Data for this task —

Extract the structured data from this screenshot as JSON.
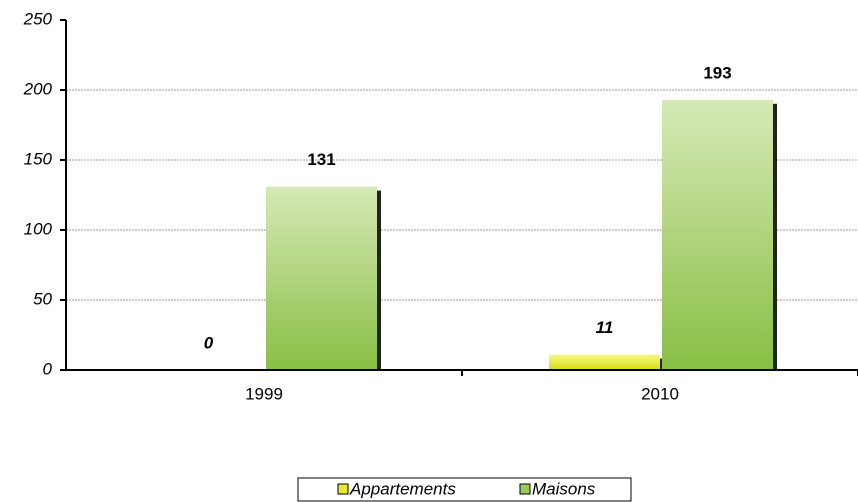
{
  "chart_data": {
    "type": "bar",
    "categories": [
      "1999",
      "2010"
    ],
    "series": [
      {
        "name": "Appartements",
        "color": "#e8ec30",
        "values": [
          0,
          11
        ]
      },
      {
        "name": "Maisons",
        "color": "#9ccb5a",
        "values": [
          131,
          193
        ]
      }
    ],
    "ylim": [
      0,
      250
    ],
    "yticks": [
      0,
      50,
      100,
      150,
      200,
      250
    ],
    "grid": true
  }
}
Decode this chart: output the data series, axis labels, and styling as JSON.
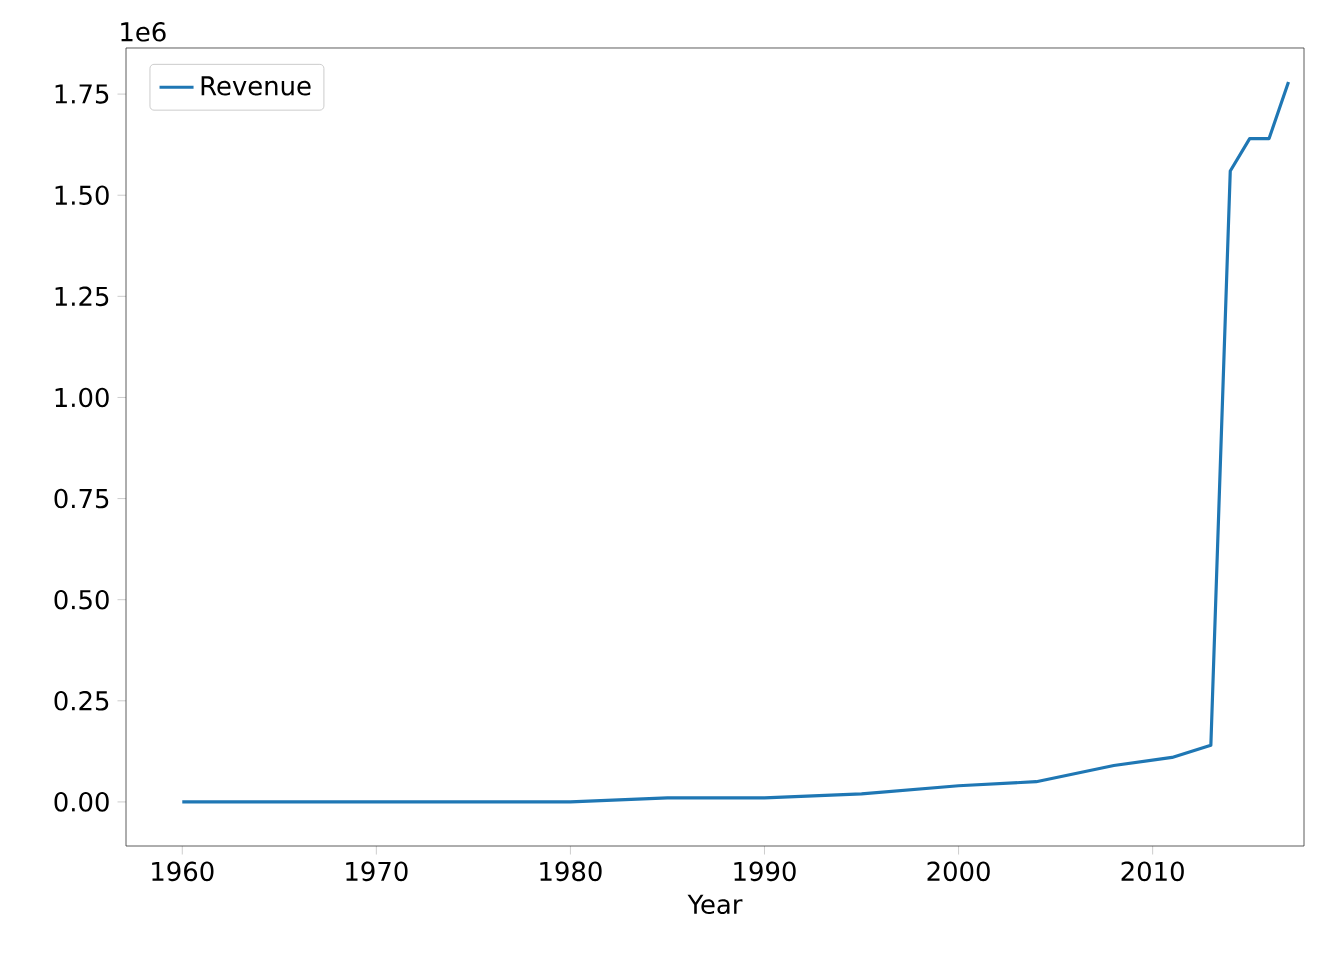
{
  "chart_data": {
    "type": "line",
    "xlabel": "Year",
    "annotations": [
      "1e6"
    ],
    "x": [
      1960,
      1965,
      1970,
      1975,
      1980,
      1985,
      1990,
      1995,
      2000,
      2004,
      2008,
      2011,
      2013,
      2014,
      2015,
      2016,
      2017
    ],
    "series": [
      {
        "name": "Revenue",
        "color": "#1f77b4",
        "values": [
          0,
          0,
          0,
          0,
          0,
          0.01,
          0.01,
          0.02,
          0.04,
          0.05,
          0.09,
          0.11,
          0.14,
          1.56,
          1.64,
          1.64,
          1.78
        ]
      }
    ],
    "xlim": [
      1957.1,
      2017.8
    ],
    "ylim": [
      -0.109,
      1.864
    ],
    "xticks": [
      1960,
      1970,
      1980,
      1990,
      2000,
      2010
    ],
    "yticks": [
      {
        "value": 0,
        "label": "0.00"
      },
      0.25,
      {
        "value": 0.5,
        "label": "0.50"
      },
      0.75,
      {
        "value": 1,
        "label": "1.00"
      },
      1.25,
      {
        "value": 1.5,
        "label": "1.50"
      },
      1.75
    ],
    "legend": "top left",
    "grid": false,
    "marker": "none",
    "line_style": "solid"
  }
}
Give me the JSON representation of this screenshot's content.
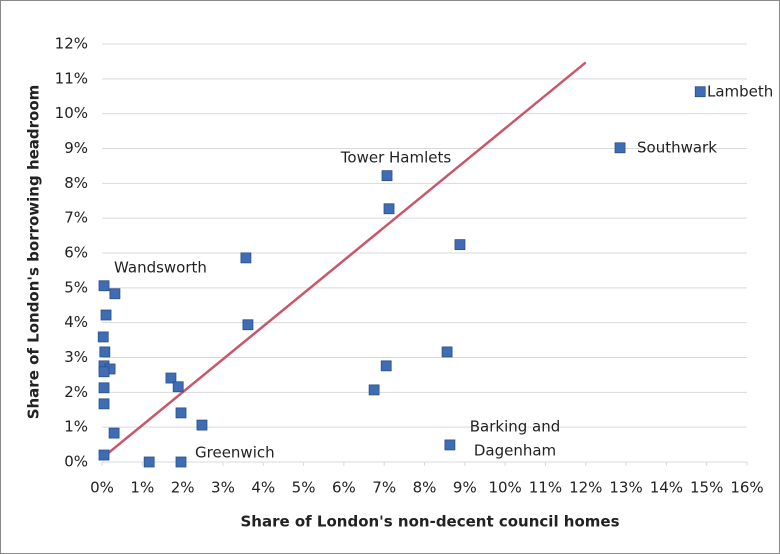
{
  "chart_data": {
    "type": "scatter",
    "x_label": "Share of London's non-decent council  homes",
    "y_label": "Share of London's borrowing headroom",
    "color": "#3e6db5",
    "x": [
      0.05,
      0.32,
      0.1,
      0.03,
      0.07,
      0.05,
      0.2,
      0.05,
      0.05,
      0.05,
      0.05,
      0.3,
      1.17,
      1.96,
      1.71,
      1.89,
      1.96,
      2.48,
      3.57,
      3.62,
      7.07,
      7.12,
      7.05,
      6.75,
      8.88,
      8.56,
      8.63,
      12.85,
      14.84
    ],
    "values": [
      5.06,
      4.83,
      4.22,
      3.59,
      3.16,
      2.76,
      2.67,
      2.59,
      2.13,
      1.67,
      0.2,
      0.83,
      0,
      0,
      2.41,
      2.16,
      1.41,
      1.06,
      5.86,
      3.94,
      8.22,
      7.27,
      2.76,
      2.07,
      6.24,
      3.16,
      0.49,
      9.02,
      10.63
    ],
    "trendline": {
      "color": "#c9566b",
      "x": [
        0,
        12
      ],
      "y": [
        0.11,
        11.47
      ]
    },
    "annotations": [
      [
        "Lambeth"
      ],
      [
        "Southwark"
      ],
      [
        "Tower Hamlets"
      ],
      [
        "Wandsworth"
      ],
      [
        "Greenwich"
      ],
      [
        "Barking and",
        "Dagenham"
      ]
    ],
    "xlim": [
      0,
      16
    ],
    "ylim": [
      0,
      12
    ],
    "xticks": [
      {
        "value": 0,
        "label": "0%"
      },
      {
        "value": 1,
        "label": "1%"
      },
      {
        "value": 2,
        "label": "2%"
      },
      {
        "value": 3,
        "label": "3%"
      },
      {
        "value": 4,
        "label": "4%"
      },
      {
        "value": 5,
        "label": "5%"
      },
      {
        "value": 6,
        "label": "6%"
      },
      {
        "value": 7,
        "label": "7%"
      },
      {
        "value": 8,
        "label": "8%"
      },
      {
        "value": 9,
        "label": "9%"
      },
      {
        "value": 10,
        "label": "10%"
      },
      {
        "value": 11,
        "label": "11%"
      },
      {
        "value": 12,
        "label": "12%"
      },
      {
        "value": 13,
        "label": "13%"
      },
      {
        "value": 14,
        "label": "14%"
      },
      {
        "value": 15,
        "label": "15%"
      },
      {
        "value": 16,
        "label": "16%"
      }
    ],
    "yticks": [
      {
        "value": 0,
        "label": "0%"
      },
      {
        "value": 1,
        "label": "1%"
      },
      {
        "value": 2,
        "label": "2%"
      },
      {
        "value": 3,
        "label": "3%"
      },
      {
        "value": 4,
        "label": "4%"
      },
      {
        "value": 5,
        "label": "5%"
      },
      {
        "value": 6,
        "label": "6%"
      },
      {
        "value": 7,
        "label": "7%"
      },
      {
        "value": 8,
        "label": "8%"
      },
      {
        "value": 9,
        "label": "9%"
      },
      {
        "value": 10,
        "label": "10%"
      },
      {
        "value": 11,
        "label": "11%"
      },
      {
        "value": 12,
        "label": "12%"
      }
    ],
    "grid": true
  }
}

Problem statement — Output every entry verbatim. Pictures do not belong in the copy.

Output for this exercise —
Extract the structured data from this screenshot as JSON.
{
  "chart_data": {
    "type": "bar",
    "categories": [
      "1999",
      "2010"
    ],
    "series": [
      {
        "name": "Appartements",
        "color": "#e8ec30",
        "values": [
          0,
          11
        ]
      },
      {
        "name": "Maisons",
        "color": "#9ccb5a",
        "values": [
          131,
          193
        ]
      }
    ],
    "ylim": [
      0,
      250
    ],
    "yticks": [
      0,
      50,
      100,
      150,
      200,
      250
    ],
    "grid": true
  }
}
Decode this chart: output the data series, axis labels, and styling as JSON.
{
  "chart_data": {
    "type": "line",
    "xlabel": "Year",
    "annotations": [
      "1e6"
    ],
    "x": [
      1960,
      1965,
      1970,
      1975,
      1980,
      1985,
      1990,
      1995,
      2000,
      2004,
      2008,
      2011,
      2013,
      2014,
      2015,
      2016,
      2017
    ],
    "series": [
      {
        "name": "Revenue",
        "color": "#1f77b4",
        "values": [
          0,
          0,
          0,
          0,
          0,
          0.01,
          0.01,
          0.02,
          0.04,
          0.05,
          0.09,
          0.11,
          0.14,
          1.56,
          1.64,
          1.64,
          1.78
        ]
      }
    ],
    "xlim": [
      1957.1,
      2017.8
    ],
    "ylim": [
      -0.109,
      1.864
    ],
    "xticks": [
      1960,
      1970,
      1980,
      1990,
      2000,
      2010
    ],
    "yticks": [
      {
        "value": 0,
        "label": "0.00"
      },
      0.25,
      {
        "value": 0.5,
        "label": "0.50"
      },
      0.75,
      {
        "value": 1,
        "label": "1.00"
      },
      1.25,
      {
        "value": 1.5,
        "label": "1.50"
      },
      1.75
    ],
    "legend": "top left",
    "grid": false,
    "marker": "none",
    "line_style": "solid"
  }
}
Give me the JSON representation of this screenshot's content.
{
  "chart_data": {
    "type": "scatter",
    "x_label": "Share of London's non-decent council  homes",
    "y_label": "Share of London's borrowing headroom",
    "color": "#3e6db5",
    "x": [
      0.05,
      0.32,
      0.1,
      0.03,
      0.07,
      0.05,
      0.2,
      0.05,
      0.05,
      0.05,
      0.05,
      0.3,
      1.17,
      1.96,
      1.71,
      1.89,
      1.96,
      2.48,
      3.57,
      3.62,
      7.07,
      7.12,
      7.05,
      6.75,
      8.88,
      8.56,
      8.63,
      12.85,
      14.84
    ],
    "values": [
      5.06,
      4.83,
      4.22,
      3.59,
      3.16,
      2.76,
      2.67,
      2.59,
      2.13,
      1.67,
      0.2,
      0.83,
      0,
      0,
      2.41,
      2.16,
      1.41,
      1.06,
      5.86,
      3.94,
      8.22,
      7.27,
      2.76,
      2.07,
      6.24,
      3.16,
      0.49,
      9.02,
      10.63
    ],
    "trendline": {
      "color": "#c9566b",
      "x": [
        0,
        12
      ],
      "y": [
        0.11,
        11.47
      ]
    },
    "annotations": [
      [
        "Lambeth"
      ],
      [
        "Southwark"
      ],
      [
        "Tower Hamlets"
      ],
      [
        "Wandsworth"
      ],
      [
        "Greenwich"
      ],
      [
        "Barking and",
        "Dagenham"
      ]
    ],
    "xlim": [
      0,
      16
    ],
    "ylim": [
      0,
      12
    ],
    "xticks": [
      {
        "value": 0,
        "label": "0%"
      },
      {
        "value": 1,
        "label": "1%"
      },
      {
        "value": 2,
        "label": "2%"
      },
      {
        "value": 3,
        "label": "3%"
      },
      {
        "value": 4,
        "label": "4%"
      },
      {
        "value": 5,
        "label": "5%"
      },
      {
        "value": 6,
        "label": "6%"
      },
      {
        "value": 7,
        "label": "7%"
      },
      {
        "value": 8,
        "label": "8%"
      },
      {
        "value": 9,
        "label": "9%"
      },
      {
        "value": 10,
        "label": "10%"
      },
      {
        "value": 11,
        "label": "11%"
      },
      {
        "value": 12,
        "label": "12%"
      },
      {
        "value": 13,
        "label": "13%"
      },
      {
        "value": 14,
        "label": "14%"
      },
      {
        "value": 15,
        "label": "15%"
      },
      {
        "value": 16,
        "label": "16%"
      }
    ],
    "yticks": [
      {
        "value": 0,
        "label": "0%"
      },
      {
        "value": 1,
        "label": "1%"
      },
      {
        "value": 2,
        "label": "2%"
      },
      {
        "value": 3,
        "label": "3%"
      },
      {
        "value": 4,
        "label": "4%"
      },
      {
        "value": 5,
        "label": "5%"
      },
      {
        "value": 6,
        "label": "6%"
      },
      {
        "value": 7,
        "label": "7%"
      },
      {
        "value": 8,
        "label": "8%"
      },
      {
        "value": 9,
        "label": "9%"
      },
      {
        "value": 10,
        "label": "10%"
      },
      {
        "value": 11,
        "label": "11%"
      },
      {
        "value": 12,
        "label": "12%"
      }
    ],
    "grid": true
  }
}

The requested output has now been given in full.